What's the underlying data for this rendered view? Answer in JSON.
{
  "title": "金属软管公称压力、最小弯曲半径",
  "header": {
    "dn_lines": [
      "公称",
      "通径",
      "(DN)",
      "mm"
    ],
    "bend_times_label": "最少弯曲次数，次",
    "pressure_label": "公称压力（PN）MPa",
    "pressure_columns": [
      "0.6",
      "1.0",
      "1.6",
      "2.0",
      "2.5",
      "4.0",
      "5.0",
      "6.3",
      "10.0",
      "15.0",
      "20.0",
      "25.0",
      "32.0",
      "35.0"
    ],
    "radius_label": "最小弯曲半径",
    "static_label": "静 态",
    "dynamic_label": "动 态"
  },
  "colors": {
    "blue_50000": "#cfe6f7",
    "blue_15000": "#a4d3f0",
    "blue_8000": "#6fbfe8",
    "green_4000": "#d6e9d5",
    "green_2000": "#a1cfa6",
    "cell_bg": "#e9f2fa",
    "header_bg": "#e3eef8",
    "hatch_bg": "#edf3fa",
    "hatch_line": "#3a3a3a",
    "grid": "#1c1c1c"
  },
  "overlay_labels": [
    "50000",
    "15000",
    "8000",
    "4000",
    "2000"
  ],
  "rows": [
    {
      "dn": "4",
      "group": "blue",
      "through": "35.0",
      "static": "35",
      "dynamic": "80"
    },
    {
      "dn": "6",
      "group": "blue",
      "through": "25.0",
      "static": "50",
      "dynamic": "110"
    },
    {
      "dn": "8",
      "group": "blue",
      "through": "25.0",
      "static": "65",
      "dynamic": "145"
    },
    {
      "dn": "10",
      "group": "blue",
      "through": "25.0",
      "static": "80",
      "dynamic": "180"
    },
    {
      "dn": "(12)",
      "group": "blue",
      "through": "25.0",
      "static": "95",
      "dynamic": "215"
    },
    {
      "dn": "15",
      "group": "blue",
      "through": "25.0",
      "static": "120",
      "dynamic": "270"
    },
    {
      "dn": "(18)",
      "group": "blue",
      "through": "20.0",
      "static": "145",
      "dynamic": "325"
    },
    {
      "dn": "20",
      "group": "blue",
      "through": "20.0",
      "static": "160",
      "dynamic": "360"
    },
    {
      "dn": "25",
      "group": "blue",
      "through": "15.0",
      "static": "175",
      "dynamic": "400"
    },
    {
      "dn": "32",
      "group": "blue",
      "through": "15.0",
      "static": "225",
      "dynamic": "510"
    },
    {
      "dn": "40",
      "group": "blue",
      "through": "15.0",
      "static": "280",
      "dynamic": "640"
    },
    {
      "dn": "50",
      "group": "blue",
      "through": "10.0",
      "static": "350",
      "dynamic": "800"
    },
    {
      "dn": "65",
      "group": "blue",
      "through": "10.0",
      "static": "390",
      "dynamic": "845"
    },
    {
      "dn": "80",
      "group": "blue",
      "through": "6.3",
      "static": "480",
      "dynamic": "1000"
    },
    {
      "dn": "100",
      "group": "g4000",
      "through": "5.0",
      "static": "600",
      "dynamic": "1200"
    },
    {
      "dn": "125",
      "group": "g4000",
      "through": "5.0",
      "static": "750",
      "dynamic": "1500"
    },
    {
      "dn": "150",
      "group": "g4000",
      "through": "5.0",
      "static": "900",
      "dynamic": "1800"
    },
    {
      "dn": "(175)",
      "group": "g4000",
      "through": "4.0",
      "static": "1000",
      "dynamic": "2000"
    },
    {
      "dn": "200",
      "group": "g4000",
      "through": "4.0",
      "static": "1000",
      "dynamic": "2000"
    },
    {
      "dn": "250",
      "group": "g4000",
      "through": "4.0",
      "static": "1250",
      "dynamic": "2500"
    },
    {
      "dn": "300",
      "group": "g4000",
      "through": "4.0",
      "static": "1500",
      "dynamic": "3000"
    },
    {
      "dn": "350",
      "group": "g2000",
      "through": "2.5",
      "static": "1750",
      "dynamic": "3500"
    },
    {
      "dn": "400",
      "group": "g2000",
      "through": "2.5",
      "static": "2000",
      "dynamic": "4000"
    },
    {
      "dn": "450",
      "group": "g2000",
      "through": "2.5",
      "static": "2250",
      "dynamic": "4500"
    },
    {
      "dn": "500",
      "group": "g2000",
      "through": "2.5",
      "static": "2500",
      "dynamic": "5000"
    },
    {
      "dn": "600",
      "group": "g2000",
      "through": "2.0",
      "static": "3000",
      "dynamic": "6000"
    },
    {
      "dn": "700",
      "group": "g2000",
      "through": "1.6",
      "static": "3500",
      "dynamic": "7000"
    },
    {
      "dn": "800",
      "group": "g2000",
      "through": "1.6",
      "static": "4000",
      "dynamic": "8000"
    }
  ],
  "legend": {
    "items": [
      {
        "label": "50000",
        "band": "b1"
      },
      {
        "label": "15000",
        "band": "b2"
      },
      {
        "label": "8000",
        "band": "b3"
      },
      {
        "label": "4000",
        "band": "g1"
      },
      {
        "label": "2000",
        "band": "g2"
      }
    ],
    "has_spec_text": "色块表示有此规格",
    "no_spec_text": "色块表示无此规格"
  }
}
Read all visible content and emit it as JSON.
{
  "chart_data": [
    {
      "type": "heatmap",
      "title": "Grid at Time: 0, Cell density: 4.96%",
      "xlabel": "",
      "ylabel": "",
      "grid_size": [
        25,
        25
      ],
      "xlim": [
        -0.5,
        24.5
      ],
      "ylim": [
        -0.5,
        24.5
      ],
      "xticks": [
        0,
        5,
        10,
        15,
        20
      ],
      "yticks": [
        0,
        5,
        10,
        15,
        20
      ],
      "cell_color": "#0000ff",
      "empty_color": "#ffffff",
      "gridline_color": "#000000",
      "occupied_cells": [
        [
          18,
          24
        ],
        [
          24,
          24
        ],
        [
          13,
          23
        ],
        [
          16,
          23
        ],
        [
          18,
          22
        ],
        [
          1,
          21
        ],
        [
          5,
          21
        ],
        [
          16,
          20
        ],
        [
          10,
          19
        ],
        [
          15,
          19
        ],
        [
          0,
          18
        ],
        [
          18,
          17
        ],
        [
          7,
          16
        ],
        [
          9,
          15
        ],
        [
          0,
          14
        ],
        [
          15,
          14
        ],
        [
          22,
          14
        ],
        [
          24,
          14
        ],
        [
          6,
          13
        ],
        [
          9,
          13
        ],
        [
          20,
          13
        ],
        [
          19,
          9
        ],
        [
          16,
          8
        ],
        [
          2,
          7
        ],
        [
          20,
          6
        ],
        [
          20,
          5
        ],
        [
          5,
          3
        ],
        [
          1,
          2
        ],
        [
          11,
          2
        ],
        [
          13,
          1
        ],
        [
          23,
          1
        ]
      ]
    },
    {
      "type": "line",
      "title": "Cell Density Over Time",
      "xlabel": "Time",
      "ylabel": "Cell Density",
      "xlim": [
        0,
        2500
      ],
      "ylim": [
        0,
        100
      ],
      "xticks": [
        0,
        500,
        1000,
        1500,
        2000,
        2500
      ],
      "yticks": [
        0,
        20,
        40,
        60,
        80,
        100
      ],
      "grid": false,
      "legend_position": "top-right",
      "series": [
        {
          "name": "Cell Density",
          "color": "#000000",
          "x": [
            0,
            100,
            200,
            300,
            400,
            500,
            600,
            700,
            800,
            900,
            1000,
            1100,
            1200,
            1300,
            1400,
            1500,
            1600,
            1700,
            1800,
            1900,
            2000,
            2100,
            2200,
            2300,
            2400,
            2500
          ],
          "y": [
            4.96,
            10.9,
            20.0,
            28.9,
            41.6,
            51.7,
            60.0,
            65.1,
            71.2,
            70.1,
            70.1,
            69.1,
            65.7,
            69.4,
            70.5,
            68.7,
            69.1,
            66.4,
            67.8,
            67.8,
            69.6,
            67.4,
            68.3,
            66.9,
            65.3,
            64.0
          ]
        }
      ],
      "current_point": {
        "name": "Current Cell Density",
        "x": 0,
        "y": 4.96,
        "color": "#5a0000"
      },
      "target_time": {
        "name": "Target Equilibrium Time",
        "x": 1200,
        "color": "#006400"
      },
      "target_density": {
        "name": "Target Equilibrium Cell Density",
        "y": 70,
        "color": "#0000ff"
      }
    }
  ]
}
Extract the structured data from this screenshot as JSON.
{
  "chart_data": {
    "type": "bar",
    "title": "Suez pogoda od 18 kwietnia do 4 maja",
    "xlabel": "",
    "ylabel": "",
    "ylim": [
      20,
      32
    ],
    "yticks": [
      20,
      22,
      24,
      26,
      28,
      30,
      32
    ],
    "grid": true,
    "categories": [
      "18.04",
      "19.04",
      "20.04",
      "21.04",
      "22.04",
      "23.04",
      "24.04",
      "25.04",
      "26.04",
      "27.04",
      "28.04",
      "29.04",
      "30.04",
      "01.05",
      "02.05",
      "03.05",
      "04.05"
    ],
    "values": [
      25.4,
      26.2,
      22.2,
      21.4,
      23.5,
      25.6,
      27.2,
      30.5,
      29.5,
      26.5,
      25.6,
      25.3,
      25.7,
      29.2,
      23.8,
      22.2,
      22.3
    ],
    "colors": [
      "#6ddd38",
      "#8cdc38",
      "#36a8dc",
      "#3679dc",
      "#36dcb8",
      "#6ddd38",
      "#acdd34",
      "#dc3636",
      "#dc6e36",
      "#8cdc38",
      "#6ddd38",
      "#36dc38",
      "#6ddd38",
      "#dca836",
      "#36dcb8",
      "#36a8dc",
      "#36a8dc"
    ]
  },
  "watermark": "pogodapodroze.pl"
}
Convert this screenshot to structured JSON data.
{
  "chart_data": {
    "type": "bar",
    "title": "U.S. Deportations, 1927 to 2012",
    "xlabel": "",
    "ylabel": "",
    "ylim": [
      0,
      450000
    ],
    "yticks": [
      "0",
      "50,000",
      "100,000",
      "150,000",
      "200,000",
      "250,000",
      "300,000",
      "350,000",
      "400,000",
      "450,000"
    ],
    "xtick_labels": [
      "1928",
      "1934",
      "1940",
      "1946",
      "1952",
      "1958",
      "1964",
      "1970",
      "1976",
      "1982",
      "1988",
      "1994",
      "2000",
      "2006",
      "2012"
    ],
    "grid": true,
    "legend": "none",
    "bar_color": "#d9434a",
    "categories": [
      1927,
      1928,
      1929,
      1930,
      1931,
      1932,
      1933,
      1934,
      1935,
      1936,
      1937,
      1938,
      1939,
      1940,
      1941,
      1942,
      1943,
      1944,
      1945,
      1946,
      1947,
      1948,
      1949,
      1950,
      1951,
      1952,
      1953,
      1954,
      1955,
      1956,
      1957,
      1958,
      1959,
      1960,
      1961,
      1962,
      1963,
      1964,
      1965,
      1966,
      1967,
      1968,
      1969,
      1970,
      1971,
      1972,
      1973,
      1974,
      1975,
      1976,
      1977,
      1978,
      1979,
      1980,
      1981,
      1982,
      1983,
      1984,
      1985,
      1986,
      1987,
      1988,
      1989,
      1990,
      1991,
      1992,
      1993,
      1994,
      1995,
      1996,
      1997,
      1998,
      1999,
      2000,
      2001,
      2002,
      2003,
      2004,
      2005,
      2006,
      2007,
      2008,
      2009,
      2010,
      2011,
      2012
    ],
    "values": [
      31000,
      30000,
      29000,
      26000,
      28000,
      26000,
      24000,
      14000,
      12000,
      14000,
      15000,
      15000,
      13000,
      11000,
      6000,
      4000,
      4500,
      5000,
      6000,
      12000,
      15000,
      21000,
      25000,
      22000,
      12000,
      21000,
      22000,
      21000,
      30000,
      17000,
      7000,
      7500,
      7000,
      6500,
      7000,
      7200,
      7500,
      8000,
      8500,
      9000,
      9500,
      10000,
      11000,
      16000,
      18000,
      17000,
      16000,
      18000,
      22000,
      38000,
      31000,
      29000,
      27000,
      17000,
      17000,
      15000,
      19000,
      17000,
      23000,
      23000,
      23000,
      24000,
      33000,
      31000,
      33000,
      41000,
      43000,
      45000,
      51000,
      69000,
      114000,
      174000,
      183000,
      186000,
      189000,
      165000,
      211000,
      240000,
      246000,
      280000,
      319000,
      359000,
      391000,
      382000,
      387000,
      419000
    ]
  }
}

[EXERCISE GOAL]: Each line above that includes "JSON" counts once; state the total and nothing more.

[THE RESULT]: 4